## Written task
Quote every line as given.

## Supplied data
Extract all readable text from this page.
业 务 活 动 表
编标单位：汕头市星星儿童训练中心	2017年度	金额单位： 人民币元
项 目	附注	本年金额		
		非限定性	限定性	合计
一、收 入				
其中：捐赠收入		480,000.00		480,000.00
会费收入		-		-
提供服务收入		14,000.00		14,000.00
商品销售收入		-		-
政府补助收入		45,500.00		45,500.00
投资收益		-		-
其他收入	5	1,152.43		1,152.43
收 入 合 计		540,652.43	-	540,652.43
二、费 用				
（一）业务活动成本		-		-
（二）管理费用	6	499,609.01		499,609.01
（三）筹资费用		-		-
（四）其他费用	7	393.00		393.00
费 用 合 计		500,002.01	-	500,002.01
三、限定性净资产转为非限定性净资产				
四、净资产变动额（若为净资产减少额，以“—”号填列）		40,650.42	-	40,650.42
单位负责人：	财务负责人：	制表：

## Response to the task
Extract all readable text from this page.
业 务 活 动 表
编标单位：汕头市星星儿童训练中心	2017年度	金额单位： 人民币元
项 目	附注	本年金额		
		非限定性	限定性	合计
一、收 入				
其中：捐赠收入		480,000.00		480,000.00
会费收入		-		-
提供服务收入		14,000.00		14,000.00
商品销售收入		-		-
政府补助收入		45,500.00		45,500.00
投资收益		-		-
其他收入	5	1,152.43		1,152.43
收 入 合 计		540,652.43	-	540,652.43
二、费 用				
（一）业务活动成本		-		-
（二）管理费用	6	499,609.01		499,609.01
（三）筹资费用		-		-
（四）其他费用	7	393.00		393.00
费 用 合 计		500,002.01	-	500,002.01
三、限定性净资产转为非限定性净资产				
四、净资产变动额（若为净资产减少额，以“—”号填列）		40,650.42	-	40,650.42
单位负责人：	财务负责人：	制表：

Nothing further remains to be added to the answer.